TASK REQUIREMENTS.
• a. Copy out the passage of the Colin Wells profile word for word, starting with "English cricketer (born" and going on through "side in 2009.".
• b. For each statement, say yes or no according to the Colin Wells profile, and quote the words that decide it: (i) Wells played for Derbyshire from 1994 to 1996. (ii) Wells made his ODI debut against Pakistan. (iii) Wells coached the United Arab Emirates national side in 2009.
• c. List every domestic team that the Colin Wells profile says he played for.

Colin Wells

Personal information
- Full name: Colin Mark Wells
- Born: 3 March 1960 (age 66) Newhaven, Sussex, England
- Batting: Right-handed
- Bowling: Right-arm medium
- Role: All-rounder
- Relations: Alan Wells (brother); Daniel Wells (nephew); Luke Wells (nephew);

International information
- National side: England (1985);
- ODI debut (cap 82): 24 March 1985 v Australia
- Last ODI: 26 March 1985 v Pakistan

Domestic team information
- 1979–1993: Sussex
- 1980/81: Border
- 1984/85: Western Province
- 1994–1996: Derbyshire

Career statistics
| Competition | ODI | FC | LA |
| Matches | 2 | 318 | 322 |
| Runs scored | 22 | 14,289 | 6,192 |
| Batting average | 11.00 | 33.07 | 25.80 |
| 100s/50s | 0/0 | 24/67 | 4/28 |
| Top score | 17 | 203 | 117 |
| Balls bowled | – | 31,257 | 11,614 |
| Wickets | – | 428 | 233 |
| Bowling average | – | 34.45 | 30.93 |
| 5 wickets in innings | – | 7 | 0 |
| 10 wickets in match | – | 0 | – |
| Best bowling | – | 7/42 | 4/15 |
| Catches/stumpings | 0/– | 111/– | 76/– |
- Source: ESPNcricinfo, 22 May 2017

= Colin Wells (cricketer) =

English cricketer (born 1960)

Colin Mark Wells (born 3 March 1960) is a former cricketer. He was a solid county all-rounder, who played for Derbyshire and Sussex, as well as Border and Western Province in South Africa.

He played two One Day Internationals in 1985, without making much of an impact, and was never selected to play for England again.

He is the brother of Alan Wells, who played a single Test and ODI in 1995.

He coached and captained Seaford Cricket Club for the 2006 and 2007 season and was the coach of the United Arab Emirates national side in 2009.

RAW DATA.
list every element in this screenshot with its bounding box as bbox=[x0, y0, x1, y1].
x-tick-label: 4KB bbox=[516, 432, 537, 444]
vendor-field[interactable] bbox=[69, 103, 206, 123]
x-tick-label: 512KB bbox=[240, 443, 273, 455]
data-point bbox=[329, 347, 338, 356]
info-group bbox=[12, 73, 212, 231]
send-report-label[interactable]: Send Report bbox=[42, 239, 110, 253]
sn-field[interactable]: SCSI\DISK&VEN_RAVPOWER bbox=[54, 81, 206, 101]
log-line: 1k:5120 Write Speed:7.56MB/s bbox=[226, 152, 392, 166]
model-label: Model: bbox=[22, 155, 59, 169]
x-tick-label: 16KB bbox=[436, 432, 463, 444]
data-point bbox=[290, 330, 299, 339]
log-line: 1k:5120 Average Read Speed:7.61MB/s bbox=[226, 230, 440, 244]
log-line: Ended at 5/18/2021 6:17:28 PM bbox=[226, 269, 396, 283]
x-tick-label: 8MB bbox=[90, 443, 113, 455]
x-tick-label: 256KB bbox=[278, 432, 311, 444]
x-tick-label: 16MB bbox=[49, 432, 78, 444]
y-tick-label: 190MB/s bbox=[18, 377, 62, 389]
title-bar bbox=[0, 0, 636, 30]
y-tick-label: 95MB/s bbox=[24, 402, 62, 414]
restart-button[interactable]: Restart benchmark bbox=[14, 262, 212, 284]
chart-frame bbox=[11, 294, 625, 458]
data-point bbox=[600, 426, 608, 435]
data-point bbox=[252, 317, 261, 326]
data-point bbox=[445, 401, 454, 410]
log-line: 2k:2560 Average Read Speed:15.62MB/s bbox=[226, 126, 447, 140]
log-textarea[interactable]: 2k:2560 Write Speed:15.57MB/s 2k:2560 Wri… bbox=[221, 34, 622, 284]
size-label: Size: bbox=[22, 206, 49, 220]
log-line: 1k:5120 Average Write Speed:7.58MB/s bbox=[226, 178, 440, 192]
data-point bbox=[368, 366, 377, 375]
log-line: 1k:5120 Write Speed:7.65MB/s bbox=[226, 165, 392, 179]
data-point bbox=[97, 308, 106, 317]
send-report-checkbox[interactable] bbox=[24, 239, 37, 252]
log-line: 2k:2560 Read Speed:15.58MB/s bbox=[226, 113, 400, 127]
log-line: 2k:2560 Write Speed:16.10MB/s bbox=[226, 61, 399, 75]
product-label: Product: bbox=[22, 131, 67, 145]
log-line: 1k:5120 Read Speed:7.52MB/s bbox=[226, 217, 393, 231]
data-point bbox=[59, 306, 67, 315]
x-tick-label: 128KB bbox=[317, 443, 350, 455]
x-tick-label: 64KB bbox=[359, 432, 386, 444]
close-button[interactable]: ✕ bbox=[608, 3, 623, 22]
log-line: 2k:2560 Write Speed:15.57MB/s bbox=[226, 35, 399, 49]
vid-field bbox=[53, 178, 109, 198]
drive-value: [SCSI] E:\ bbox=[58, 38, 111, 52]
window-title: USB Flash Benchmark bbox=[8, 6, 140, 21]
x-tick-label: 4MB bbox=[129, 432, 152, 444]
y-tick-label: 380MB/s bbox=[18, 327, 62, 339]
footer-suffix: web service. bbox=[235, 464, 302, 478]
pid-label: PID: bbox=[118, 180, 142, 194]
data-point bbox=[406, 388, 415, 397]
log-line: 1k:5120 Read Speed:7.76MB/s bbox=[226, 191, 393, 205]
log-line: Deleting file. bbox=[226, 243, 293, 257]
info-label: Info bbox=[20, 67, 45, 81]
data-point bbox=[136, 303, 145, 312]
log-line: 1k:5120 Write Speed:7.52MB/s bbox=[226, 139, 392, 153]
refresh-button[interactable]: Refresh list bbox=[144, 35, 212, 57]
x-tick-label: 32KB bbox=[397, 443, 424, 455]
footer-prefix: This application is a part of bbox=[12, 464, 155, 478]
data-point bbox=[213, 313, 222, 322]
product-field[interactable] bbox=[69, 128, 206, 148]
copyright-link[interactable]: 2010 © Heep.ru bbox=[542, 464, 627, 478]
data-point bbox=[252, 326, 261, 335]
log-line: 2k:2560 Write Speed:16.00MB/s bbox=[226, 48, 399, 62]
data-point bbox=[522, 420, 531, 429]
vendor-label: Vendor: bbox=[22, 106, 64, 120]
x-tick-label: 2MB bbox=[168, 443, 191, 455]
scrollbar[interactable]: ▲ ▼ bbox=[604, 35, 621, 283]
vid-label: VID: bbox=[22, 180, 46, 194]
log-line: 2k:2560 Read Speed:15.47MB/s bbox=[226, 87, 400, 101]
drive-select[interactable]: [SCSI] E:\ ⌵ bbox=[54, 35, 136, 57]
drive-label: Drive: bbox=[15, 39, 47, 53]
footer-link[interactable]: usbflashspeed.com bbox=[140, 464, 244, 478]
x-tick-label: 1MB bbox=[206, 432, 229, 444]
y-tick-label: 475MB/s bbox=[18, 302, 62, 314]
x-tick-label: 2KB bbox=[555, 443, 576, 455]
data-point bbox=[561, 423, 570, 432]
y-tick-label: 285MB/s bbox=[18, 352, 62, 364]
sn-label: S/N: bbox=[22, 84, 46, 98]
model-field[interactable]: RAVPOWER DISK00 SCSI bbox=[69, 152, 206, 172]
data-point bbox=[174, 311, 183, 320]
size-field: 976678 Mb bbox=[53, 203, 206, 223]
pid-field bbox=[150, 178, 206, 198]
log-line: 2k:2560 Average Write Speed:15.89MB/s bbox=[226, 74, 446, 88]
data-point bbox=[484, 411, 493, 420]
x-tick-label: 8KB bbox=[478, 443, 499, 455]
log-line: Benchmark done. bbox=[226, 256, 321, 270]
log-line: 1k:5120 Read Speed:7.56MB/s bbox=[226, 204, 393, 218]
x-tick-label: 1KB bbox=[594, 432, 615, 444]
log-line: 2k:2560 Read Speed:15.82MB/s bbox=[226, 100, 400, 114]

REPLIES.
• a.
English cricketer (born 1960)

Colin Mark Wells (born 3 March 1960) is a former cricketer. He was a solid county all-rounder, who played for Derbyshire and Sussex, as well as Border and Western Province in South Africa.

He played two One Day Internationals in 1985, without making much of an impact, and was never selected to play for England again.

He is the brother of Alan Wells, who played a single Test and ODI in 1995.

He coached and captained Seaford Cricket Club for the 2006 and 2007 season and was the coach of the United Arab Emirates national side in 2009.

• b.
(i) Yes: "1994–1996: Derbyshire"
(ii) No: "ODI debut (cap 82): 24 March 1985 v Australia"
(iii) Yes: "was the coach of the United Arab Emirates national side in 2009"

• c. Sussex, Border, Western Province, Derbyshire